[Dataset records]
— START —
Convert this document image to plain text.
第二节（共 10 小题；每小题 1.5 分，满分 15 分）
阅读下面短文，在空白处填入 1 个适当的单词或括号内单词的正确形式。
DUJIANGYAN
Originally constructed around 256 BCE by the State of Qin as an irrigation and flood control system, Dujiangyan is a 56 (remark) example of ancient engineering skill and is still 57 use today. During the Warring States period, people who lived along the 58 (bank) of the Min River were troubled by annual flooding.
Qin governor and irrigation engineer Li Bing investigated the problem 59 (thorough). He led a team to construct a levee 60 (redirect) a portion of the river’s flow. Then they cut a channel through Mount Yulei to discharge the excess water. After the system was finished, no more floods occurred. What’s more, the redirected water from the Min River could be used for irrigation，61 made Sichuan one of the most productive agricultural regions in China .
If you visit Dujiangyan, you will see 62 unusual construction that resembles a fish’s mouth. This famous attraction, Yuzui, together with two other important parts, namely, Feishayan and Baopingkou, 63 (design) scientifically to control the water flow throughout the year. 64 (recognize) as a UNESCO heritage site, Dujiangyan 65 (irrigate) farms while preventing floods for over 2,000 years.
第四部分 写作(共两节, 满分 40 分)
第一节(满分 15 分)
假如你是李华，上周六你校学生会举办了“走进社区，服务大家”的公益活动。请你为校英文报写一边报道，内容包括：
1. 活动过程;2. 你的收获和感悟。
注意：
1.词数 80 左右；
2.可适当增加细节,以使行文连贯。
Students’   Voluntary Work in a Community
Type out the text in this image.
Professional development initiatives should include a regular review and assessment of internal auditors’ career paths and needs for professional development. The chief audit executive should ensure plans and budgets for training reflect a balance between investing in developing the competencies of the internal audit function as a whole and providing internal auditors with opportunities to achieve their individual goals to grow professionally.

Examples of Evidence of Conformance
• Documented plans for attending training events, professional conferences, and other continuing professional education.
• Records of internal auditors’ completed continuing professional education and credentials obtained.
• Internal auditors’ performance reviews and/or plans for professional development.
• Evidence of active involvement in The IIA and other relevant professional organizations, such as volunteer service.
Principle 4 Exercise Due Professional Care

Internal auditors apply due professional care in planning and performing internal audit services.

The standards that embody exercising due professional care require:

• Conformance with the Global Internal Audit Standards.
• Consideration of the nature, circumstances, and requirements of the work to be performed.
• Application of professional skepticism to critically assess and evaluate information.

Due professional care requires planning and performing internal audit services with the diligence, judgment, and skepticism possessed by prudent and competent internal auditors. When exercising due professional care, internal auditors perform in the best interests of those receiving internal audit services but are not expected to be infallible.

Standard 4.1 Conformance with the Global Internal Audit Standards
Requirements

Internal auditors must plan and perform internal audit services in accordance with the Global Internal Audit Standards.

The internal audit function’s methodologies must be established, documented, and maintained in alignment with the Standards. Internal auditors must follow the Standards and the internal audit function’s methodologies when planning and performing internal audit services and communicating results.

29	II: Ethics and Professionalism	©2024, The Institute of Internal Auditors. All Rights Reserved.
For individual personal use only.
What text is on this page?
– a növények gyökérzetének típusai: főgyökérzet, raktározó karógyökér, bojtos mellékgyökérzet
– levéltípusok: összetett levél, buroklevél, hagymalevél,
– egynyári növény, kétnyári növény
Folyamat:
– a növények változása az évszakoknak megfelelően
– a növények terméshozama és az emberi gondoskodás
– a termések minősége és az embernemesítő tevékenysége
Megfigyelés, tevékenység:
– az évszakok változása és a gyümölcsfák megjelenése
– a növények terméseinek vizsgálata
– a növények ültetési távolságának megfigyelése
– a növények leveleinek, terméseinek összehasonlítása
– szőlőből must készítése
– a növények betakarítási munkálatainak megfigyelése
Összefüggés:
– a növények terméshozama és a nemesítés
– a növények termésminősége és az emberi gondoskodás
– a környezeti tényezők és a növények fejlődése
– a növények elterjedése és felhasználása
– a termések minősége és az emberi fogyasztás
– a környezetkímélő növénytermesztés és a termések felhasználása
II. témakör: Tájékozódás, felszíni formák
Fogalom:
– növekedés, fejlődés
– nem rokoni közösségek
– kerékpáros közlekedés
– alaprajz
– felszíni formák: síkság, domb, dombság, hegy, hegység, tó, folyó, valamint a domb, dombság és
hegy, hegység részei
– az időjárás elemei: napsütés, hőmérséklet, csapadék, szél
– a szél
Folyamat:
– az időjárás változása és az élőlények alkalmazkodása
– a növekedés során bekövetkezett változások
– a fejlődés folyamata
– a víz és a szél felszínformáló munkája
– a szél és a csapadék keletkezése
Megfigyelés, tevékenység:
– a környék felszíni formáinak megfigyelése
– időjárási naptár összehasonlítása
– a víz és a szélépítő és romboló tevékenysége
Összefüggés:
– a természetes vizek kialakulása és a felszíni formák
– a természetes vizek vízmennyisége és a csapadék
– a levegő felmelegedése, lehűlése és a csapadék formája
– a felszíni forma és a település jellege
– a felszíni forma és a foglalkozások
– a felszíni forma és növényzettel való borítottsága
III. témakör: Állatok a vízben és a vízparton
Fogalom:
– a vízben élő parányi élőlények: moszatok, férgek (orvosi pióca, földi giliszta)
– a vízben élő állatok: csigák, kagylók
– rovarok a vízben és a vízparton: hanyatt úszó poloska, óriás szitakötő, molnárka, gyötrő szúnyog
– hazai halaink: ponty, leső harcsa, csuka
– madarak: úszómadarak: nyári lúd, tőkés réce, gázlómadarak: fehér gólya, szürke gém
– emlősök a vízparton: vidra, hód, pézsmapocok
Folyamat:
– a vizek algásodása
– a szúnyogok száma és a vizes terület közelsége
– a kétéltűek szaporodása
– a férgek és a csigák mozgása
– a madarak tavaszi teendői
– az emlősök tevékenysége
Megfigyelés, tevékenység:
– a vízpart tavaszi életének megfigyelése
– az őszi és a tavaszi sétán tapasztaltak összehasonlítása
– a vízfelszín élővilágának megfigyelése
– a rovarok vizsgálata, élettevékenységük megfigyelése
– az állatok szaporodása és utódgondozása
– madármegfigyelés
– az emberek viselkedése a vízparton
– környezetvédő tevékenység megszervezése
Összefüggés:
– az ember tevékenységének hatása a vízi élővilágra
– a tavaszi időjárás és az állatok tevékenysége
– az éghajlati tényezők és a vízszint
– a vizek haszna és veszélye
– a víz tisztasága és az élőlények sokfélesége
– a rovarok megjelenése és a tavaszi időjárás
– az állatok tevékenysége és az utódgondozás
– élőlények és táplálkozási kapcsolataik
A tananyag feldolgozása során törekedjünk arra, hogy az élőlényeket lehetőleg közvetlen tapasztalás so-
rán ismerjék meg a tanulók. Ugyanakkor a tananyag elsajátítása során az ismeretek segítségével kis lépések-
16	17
— END —
Write out the full listing exactly as given.

== SOLUTION TO THIS EXERCISE ==
Convert this document image to plain text.
第二节（共 10 小题；每小题 1.5 分，满分 15 分）
阅读下面短文，在空白处填入 1 个适当的单词或括号内单词的正确形式。
DUJIANGYAN
Originally constructed around 256 BCE by the State of Qin as an irrigation and flood control system, Dujiangyan is a 56 (remark) example of ancient engineering skill and is still 57 use today. During the Warring States period, people who lived along the 58 (bank) of the Min River were troubled by annual flooding.
Qin governor and irrigation engineer Li Bing investigated the problem 59 (thorough). He led a team to construct a levee 60 (redirect) a portion of the river’s flow. Then they cut a channel through Mount Yulei to discharge the excess water. After the system was finished, no more floods occurred. What’s more, the redirected water from the Min River could be used for irrigation，61 made Sichuan one of the most productive agricultural regions in China .
If you visit Dujiangyan, you will see 62 unusual construction that resembles a fish’s mouth. This famous attraction, Yuzui, together with two other important parts, namely, Feishayan and Baopingkou, 63 (design) scientifically to control the water flow throughout the year. 64 (recognize) as a UNESCO heritage site, Dujiangyan 65 (irrigate) farms while preventing floods for over 2,000 years.
第四部分 写作(共两节, 满分 40 分)
第一节(满分 15 分)
假如你是李华，上周六你校学生会举办了“走进社区，服务大家”的公益活动。请你为校英文报写一边报道，内容包括：
1. 活动过程;2. 你的收获和感悟。
注意：
1.词数 80 左右；
2.可适当增加细节,以使行文连贯。
Students’   Voluntary Work in a Community
Type out the text in this image.
Professional development initiatives should include a regular review and assessment of internal auditors’ career paths and needs for professional development. The chief audit executive should ensure plans and budgets for training reflect a balance between investing in developing the competencies of the internal audit function as a whole and providing internal auditors with opportunities to achieve their individual goals to grow professionally.

Examples of Evidence of Conformance
• Documented plans for attending training events, professional conferences, and other continuing professional education.
• Records of internal auditors’ completed continuing professional education and credentials obtained.
• Internal auditors’ performance reviews and/or plans for professional development.
• Evidence of active involvement in The IIA and other relevant professional organizations, such as volunteer service.
Principle 4 Exercise Due Professional Care

Internal auditors apply due professional care in planning and performing internal audit services.

The standards that embody exercising due professional care require:

• Conformance with the Global Internal Audit Standards.
• Consideration of the nature, circumstances, and requirements of the work to be performed.
• Application of professional skepticism to critically assess and evaluate information.

Due professional care requires planning and performing internal audit services with the diligence, judgment, and skepticism possessed by prudent and competent internal auditors. When exercising due professional care, internal auditors perform in the best interests of those receiving internal audit services but are not expected to be infallible.

Standard 4.1 Conformance with the Global Internal Audit Standards
Requirements

Internal auditors must plan and perform internal audit services in accordance with the Global Internal Audit Standards.

The internal audit function’s methodologies must be established, documented, and maintained in alignment with the Standards. Internal auditors must follow the Standards and the internal audit function’s methodologies when planning and performing internal audit services and communicating results.

29	II: Ethics and Professionalism	©2024, The Institute of Internal Auditors. All Rights Reserved.
For individual personal use only.
What text is on this page?
– a növények gyökérzetének típusai: főgyökérzet, raktározó karógyökér, bojtos mellékgyökérzet
– levéltípusok: összetett levél, buroklevél, hagymalevél,
– egynyári növény, kétnyári növény
Folyamat:
– a növények változása az évszakoknak megfelelően
– a növények terméshozama és az emberi gondoskodás
– a termések minősége és az embernemesítő tevékenysége
Megfigyelés, tevékenység:
– az évszakok változása és a gyümölcsfák megjelenése
– a növények terméseinek vizsgálata
– a növények ültetési távolságának megfigyelése
– a növények leveleinek, terméseinek összehasonlítása
– szőlőből must készítése
– a növények betakarítási munkálatainak megfigyelése
Összefüggés:
– a növények terméshozama és a nemesítés
– a növények termésminősége és az emberi gondoskodás
– a környezeti tényezők és a növények fejlődése
– a növények elterjedése és felhasználása
– a termések minősége és az emberi fogyasztás
– a környezetkímélő növénytermesztés és a termések felhasználása
II. témakör: Tájékozódás, felszíni formák
Fogalom:
– növekedés, fejlődés
– nem rokoni közösségek
– kerékpáros közlekedés
– alaprajz
– felszíni formák: síkság, domb, dombság, hegy, hegység, tó, folyó, valamint a domb, dombság és
hegy, hegység részei
– az időjárás elemei: napsütés, hőmérséklet, csapadék, szél
– a szél
Folyamat:
– az időjárás változása és az élőlények alkalmazkodása
– a növekedés során bekövetkezett változások
– a fejlődés folyamata
– a víz és a szél felszínformáló munkája
– a szél és a csapadék keletkezése
Megfigyelés, tevékenység:
– a környék felszíni formáinak megfigyelése
– időjárási naptár összehasonlítása
– a víz és a szélépítő és romboló tevékenysége
Összefüggés:
– a természetes vizek kialakulása és a felszíni formák
– a természetes vizek vízmennyisége és a csapadék
– a levegő felmelegedése, lehűlése és a csapadék formája
– a felszíni forma és a település jellege
– a felszíni forma és a foglalkozások
– a felszíni forma és növényzettel való borítottsága
III. témakör: Állatok a vízben és a vízparton
Fogalom:
– a vízben élő parányi élőlények: moszatok, férgek (orvosi pióca, földi giliszta)
– a vízben élő állatok: csigák, kagylók
– rovarok a vízben és a vízparton: hanyatt úszó poloska, óriás szitakötő, molnárka, gyötrő szúnyog
– hazai halaink: ponty, leső harcsa, csuka
– madarak: úszómadarak: nyári lúd, tőkés réce, gázlómadarak: fehér gólya, szürke gém
– emlősök a vízparton: vidra, hód, pézsmapocok
Folyamat:
– a vizek algásodása
– a szúnyogok száma és a vizes terület közelsége
– a kétéltűek szaporodása
– a férgek és a csigák mozgása
– a madarak tavaszi teendői
– az emlősök tevékenysége
Megfigyelés, tevékenység:
– a vízpart tavaszi életének megfigyelése
– az őszi és a tavaszi sétán tapasztaltak összehasonlítása
– a vízfelszín élővilágának megfigyelése
– a rovarok vizsgálata, élettevékenységük megfigyelése
– az állatok szaporodása és utódgondozása
– madármegfigyelés
– az emberek viselkedése a vízparton
– környezetvédő tevékenység megszervezése
Összefüggés:
– az ember tevékenységének hatása a vízi élővilágra
– a tavaszi időjárás és az állatok tevékenysége
– az éghajlati tényezők és a vízszint
– a vizek haszna és veszélye
– a víz tisztasága és az élőlények sokfélesége
– a rovarok megjelenése és a tavaszi időjárás
– az állatok tevékenysége és az utódgondozás
– élőlények és táplálkozási kapcsolataik
A tananyag feldolgozása során törekedjünk arra, hogy az élőlényeket lehetőleg közvetlen tapasztalás so-
rán ismerjék meg a tanulók. Ugyanakkor a tananyag elsajátítása során az ismeretek segítségével kis lépések-
16	17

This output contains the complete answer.